### EXERCISE OBJECTIVE
Write out everything from the first line below down to the line containing "dock-app-connect[interactable] [379,418,419,458]", both included, as a numbered list, leaving out any blank lines.

### RECORDS PROVIDED
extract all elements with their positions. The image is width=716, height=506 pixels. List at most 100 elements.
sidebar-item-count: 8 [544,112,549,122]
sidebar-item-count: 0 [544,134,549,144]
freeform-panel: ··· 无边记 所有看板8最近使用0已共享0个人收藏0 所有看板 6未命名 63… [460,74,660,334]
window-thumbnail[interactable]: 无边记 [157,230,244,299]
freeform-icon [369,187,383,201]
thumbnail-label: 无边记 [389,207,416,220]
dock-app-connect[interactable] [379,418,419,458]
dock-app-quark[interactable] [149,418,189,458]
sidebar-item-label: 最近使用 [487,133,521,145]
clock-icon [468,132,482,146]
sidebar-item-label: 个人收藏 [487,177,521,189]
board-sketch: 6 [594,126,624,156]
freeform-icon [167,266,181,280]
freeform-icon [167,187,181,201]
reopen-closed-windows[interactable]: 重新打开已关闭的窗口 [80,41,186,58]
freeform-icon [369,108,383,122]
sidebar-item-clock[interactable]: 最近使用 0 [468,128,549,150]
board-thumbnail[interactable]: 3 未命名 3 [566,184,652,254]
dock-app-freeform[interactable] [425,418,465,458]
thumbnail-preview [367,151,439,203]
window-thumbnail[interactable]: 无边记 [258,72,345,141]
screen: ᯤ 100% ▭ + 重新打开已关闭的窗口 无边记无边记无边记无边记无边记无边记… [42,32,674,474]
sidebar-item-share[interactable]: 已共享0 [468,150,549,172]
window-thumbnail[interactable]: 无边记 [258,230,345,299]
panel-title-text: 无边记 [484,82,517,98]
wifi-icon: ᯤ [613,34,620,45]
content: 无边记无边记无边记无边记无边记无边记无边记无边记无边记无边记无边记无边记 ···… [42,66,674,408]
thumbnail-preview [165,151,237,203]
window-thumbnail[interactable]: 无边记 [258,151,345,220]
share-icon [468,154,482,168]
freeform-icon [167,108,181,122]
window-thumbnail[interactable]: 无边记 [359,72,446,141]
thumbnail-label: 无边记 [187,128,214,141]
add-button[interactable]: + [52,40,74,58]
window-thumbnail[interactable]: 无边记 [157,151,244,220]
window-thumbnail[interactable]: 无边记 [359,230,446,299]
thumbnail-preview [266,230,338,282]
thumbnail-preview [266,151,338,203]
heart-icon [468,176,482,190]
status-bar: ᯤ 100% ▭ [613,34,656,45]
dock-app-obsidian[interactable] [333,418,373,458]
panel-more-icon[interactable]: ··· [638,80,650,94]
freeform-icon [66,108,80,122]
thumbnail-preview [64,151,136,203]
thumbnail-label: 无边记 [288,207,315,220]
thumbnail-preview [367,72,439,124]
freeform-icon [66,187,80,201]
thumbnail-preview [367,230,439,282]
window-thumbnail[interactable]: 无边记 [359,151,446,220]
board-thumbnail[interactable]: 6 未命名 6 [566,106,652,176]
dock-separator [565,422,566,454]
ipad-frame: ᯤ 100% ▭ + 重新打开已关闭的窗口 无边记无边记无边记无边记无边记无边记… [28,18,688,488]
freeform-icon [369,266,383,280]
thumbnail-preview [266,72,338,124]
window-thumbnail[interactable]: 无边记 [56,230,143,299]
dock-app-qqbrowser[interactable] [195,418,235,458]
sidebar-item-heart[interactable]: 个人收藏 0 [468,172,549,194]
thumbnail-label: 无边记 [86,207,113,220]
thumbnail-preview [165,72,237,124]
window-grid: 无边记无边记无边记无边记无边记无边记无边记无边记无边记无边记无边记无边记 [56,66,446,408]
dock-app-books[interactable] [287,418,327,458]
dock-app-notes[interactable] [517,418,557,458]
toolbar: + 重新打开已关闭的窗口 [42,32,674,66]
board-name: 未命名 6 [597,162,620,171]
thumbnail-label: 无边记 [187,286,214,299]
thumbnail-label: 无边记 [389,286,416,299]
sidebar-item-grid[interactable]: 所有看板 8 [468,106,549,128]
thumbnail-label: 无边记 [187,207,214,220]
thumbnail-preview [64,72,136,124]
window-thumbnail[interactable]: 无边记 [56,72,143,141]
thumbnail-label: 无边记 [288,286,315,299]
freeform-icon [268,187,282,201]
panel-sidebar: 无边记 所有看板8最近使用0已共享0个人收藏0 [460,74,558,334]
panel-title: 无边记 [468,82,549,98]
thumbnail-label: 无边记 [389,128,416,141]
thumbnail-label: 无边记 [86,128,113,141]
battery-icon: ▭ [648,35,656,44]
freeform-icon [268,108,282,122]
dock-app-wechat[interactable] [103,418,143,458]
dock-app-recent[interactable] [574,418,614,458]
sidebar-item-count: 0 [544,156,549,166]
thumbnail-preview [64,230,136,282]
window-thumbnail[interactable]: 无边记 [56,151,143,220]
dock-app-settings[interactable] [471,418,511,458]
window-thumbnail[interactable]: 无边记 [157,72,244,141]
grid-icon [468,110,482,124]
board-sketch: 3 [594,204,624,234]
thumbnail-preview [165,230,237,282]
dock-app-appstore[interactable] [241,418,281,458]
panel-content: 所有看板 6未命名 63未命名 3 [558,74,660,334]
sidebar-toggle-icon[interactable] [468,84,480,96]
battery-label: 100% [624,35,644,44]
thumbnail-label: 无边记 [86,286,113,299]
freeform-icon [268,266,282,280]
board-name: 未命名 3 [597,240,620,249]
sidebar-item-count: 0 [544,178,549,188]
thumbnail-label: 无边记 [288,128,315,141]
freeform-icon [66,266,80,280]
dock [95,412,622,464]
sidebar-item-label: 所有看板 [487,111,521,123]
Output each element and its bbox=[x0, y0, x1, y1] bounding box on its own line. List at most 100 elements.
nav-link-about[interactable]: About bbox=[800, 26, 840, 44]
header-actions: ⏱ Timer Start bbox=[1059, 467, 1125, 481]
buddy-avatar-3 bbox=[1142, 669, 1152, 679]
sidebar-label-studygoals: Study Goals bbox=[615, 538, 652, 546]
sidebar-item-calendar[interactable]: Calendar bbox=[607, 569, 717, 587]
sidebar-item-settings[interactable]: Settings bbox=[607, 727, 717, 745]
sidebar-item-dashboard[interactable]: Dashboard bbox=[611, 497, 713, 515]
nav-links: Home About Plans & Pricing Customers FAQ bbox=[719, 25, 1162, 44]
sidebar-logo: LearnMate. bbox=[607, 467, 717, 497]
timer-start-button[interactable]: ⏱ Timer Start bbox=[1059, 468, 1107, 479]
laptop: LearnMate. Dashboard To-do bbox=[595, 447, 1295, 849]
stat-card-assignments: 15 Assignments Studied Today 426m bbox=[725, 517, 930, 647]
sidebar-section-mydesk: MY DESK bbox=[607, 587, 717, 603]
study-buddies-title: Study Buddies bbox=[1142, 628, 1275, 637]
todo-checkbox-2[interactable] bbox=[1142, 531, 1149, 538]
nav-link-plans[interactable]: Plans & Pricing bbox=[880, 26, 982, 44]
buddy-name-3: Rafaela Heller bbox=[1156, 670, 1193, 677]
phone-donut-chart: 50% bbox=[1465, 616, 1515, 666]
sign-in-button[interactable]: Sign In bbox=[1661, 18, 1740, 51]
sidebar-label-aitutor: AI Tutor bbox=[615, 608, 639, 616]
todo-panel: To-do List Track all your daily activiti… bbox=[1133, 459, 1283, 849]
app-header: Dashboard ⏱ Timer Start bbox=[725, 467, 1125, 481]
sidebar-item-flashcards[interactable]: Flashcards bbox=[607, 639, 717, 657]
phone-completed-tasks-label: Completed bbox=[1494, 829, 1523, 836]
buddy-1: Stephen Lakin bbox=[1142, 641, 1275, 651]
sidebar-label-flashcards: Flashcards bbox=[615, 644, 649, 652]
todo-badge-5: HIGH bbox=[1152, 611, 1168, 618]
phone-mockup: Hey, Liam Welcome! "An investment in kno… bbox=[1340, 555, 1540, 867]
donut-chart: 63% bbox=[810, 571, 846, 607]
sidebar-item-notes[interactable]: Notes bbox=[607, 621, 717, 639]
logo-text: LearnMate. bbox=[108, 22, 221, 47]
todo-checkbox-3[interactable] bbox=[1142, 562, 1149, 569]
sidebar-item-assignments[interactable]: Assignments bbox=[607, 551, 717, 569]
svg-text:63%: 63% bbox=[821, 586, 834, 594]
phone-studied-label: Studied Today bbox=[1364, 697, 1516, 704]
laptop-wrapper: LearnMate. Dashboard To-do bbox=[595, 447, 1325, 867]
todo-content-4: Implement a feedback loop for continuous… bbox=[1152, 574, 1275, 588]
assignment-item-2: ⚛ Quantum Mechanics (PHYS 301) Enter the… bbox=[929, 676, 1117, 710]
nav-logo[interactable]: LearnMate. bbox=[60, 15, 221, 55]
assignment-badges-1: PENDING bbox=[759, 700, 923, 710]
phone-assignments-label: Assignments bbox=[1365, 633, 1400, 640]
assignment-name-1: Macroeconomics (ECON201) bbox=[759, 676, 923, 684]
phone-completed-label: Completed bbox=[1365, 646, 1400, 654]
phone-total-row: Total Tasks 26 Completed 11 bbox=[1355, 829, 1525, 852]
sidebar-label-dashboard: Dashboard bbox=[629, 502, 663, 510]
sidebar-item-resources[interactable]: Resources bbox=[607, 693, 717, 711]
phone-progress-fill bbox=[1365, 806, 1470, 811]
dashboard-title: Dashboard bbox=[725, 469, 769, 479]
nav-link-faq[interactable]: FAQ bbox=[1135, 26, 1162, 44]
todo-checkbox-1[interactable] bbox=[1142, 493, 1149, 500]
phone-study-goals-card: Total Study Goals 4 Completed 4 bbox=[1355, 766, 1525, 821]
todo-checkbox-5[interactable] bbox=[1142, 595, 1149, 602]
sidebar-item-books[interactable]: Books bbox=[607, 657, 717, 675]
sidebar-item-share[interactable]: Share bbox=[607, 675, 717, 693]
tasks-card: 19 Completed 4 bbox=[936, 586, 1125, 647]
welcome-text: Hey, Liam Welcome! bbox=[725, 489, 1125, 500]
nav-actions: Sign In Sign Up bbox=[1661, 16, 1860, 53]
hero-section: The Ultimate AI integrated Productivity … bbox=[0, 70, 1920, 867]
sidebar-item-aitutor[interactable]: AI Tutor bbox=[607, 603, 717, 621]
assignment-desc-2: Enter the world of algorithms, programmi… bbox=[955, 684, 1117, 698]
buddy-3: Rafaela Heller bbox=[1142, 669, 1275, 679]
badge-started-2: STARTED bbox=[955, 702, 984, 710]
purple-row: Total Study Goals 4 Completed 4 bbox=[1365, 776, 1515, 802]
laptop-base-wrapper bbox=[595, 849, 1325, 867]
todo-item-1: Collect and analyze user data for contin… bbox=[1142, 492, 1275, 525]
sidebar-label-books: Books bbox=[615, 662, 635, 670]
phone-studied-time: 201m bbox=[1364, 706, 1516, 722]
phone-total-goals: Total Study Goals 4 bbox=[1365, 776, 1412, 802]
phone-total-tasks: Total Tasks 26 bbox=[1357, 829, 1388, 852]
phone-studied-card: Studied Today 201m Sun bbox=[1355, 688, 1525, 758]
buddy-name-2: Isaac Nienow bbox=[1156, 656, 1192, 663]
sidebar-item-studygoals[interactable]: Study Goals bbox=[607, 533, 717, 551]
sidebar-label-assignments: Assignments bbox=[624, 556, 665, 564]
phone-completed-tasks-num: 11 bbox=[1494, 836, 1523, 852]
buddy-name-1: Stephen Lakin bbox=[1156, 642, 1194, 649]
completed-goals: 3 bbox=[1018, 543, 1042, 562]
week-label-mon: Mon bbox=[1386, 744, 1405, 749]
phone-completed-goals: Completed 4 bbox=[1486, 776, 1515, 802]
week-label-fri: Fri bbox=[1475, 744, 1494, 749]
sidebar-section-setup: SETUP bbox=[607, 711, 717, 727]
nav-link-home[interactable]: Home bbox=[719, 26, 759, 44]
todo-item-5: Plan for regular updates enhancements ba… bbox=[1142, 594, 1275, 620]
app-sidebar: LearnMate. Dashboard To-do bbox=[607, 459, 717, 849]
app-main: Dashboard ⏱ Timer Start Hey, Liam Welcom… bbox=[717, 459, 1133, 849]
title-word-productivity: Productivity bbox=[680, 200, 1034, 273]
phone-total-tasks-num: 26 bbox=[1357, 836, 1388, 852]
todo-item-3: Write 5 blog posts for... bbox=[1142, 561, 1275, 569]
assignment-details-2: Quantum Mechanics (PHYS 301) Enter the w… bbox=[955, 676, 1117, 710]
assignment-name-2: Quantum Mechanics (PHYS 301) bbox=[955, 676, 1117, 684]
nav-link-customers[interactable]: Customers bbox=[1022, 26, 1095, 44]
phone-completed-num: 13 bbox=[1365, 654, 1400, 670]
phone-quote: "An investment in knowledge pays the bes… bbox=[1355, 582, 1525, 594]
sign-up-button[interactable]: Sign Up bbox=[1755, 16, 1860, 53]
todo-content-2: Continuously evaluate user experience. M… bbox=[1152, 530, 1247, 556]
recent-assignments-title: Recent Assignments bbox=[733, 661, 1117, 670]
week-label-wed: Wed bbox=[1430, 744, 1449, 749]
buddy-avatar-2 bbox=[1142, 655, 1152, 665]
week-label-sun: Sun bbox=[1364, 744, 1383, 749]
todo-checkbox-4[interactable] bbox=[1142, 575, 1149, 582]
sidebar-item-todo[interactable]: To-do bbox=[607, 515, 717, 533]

### RESPONSE BELOW
1. extract all elements with their positions. The image is width=716, height=506 pixels. List at most 100 elements.
2. sidebar-item-count: 8 [544,112,549,122]
3. sidebar-item-count: 0 [544,134,549,144]
4. freeform-panel: ··· 无边记 所有看板8最近使用0已共享0个人收藏0 所有看板 6未命名 63… [460,74,660,334]
5. window-thumbnail[interactable]: 无边记 [157,230,244,299]
6. freeform-icon [369,187,383,201]
7. thumbnail-label: 无边记 [389,207,416,220]
8. dock-app-connect[interactable] [379,418,419,458]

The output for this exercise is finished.